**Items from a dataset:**
☆ ☆ ☆

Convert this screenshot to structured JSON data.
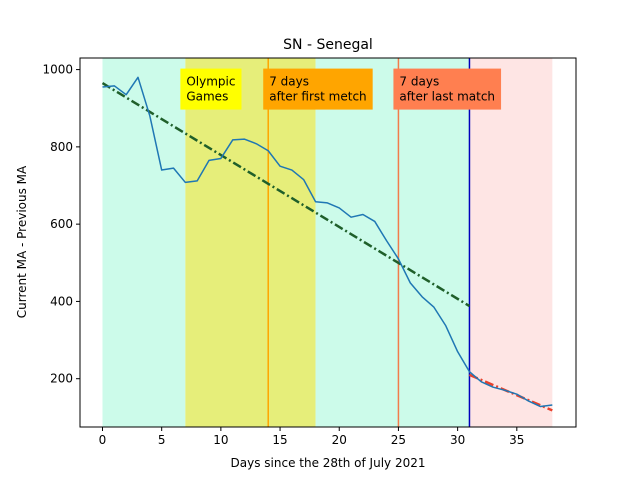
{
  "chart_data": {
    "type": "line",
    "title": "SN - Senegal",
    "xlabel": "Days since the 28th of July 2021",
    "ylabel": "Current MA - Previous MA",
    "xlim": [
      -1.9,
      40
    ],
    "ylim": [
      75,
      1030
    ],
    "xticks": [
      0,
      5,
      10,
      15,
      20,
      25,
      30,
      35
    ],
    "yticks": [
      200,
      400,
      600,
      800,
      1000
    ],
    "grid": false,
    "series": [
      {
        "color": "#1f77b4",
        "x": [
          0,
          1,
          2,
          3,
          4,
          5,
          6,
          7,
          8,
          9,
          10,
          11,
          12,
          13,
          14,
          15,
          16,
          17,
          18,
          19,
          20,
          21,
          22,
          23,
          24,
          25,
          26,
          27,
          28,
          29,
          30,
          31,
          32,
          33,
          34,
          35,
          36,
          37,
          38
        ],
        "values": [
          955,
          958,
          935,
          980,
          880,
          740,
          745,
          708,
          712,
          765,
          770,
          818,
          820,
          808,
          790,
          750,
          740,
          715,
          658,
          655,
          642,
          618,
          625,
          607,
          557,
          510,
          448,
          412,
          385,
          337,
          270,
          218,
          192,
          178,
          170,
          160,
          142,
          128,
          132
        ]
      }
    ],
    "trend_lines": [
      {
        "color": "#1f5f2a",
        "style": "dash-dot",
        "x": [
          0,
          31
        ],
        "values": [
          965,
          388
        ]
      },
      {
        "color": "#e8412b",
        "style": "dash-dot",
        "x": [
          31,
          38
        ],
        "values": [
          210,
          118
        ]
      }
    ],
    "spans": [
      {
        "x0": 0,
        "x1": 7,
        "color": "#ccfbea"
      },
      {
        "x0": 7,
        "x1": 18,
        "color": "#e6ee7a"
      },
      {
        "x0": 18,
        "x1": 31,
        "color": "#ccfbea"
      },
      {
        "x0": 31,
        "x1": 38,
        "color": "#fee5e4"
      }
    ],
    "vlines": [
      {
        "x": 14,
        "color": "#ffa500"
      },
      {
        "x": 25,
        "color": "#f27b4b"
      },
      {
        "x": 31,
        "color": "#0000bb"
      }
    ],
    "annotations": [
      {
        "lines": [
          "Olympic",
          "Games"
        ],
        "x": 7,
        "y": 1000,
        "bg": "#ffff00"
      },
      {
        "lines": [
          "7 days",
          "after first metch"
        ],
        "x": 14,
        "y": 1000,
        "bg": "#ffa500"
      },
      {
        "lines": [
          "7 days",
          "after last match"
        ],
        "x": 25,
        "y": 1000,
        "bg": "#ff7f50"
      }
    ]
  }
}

☆ ☆ ☆

**WORK TO DO:** Leave out the pictures and copy the rest of the material above exactly.

**REPLY:**
Convert this screenshot to structured JSON data.
{
  "chart_data": {
    "type": "line",
    "title": "SN - Senegal",
    "xlabel": "Days since the 28th of July 2021",
    "ylabel": "Current MA - Previous MA",
    "xlim": [
      -1.9,
      40
    ],
    "ylim": [
      75,
      1030
    ],
    "xticks": [
      0,
      5,
      10,
      15,
      20,
      25,
      30,
      35
    ],
    "yticks": [
      200,
      400,
      600,
      800,
      1000
    ],
    "grid": false,
    "series": [
      {
        "color": "#1f77b4",
        "x": [
          0,
          1,
          2,
          3,
          4,
          5,
          6,
          7,
          8,
          9,
          10,
          11,
          12,
          13,
          14,
          15,
          16,
          17,
          18,
          19,
          20,
          21,
          22,
          23,
          24,
          25,
          26,
          27,
          28,
          29,
          30,
          31,
          32,
          33,
          34,
          35,
          36,
          37,
          38
        ],
        "values": [
          955,
          958,
          935,
          980,
          880,
          740,
          745,
          708,
          712,
          765,
          770,
          818,
          820,
          808,
          790,
          750,
          740,
          715,
          658,
          655,
          642,
          618,
          625,
          607,
          557,
          510,
          448,
          412,
          385,
          337,
          270,
          218,
          192,
          178,
          170,
          160,
          142,
          128,
          132
        ]
      }
    ],
    "trend_lines": [
      {
        "color": "#1f5f2a",
        "style": "dash-dot",
        "x": [
          0,
          31
        ],
        "values": [
          965,
          388
        ]
      },
      {
        "color": "#e8412b",
        "style": "dash-dot",
        "x": [
          31,
          38
        ],
        "values": [
          210,
          118
        ]
      }
    ],
    "spans": [
      {
        "x0": 0,
        "x1": 7,
        "color": "#ccfbea"
      },
      {
        "x0": 7,
        "x1": 18,
        "color": "#e6ee7a"
      },
      {
        "x0": 18,
        "x1": 31,
        "color": "#ccfbea"
      },
      {
        "x0": 31,
        "x1": 38,
        "color": "#fee5e4"
      }
    ],
    "vlines": [
      {
        "x": 14,
        "color": "#ffa500"
      },
      {
        "x": 25,
        "color": "#f27b4b"
      },
      {
        "x": 31,
        "color": "#0000bb"
      }
    ],
    "annotations": [
      {
        "lines": [
          "Olympic",
          "Games"
        ],
        "x": 7,
        "y": 1000,
        "bg": "#ffff00"
      },
      {
        "lines": [
          "7 days",
          "after first metch"
        ],
        "x": 14,
        "y": 1000,
        "bg": "#ffa500"
      },
      {
        "lines": [
          "7 days",
          "after last match"
        ],
        "x": 25,
        "y": 1000,
        "bg": "#ff7f50"
      }
    ]
  }
}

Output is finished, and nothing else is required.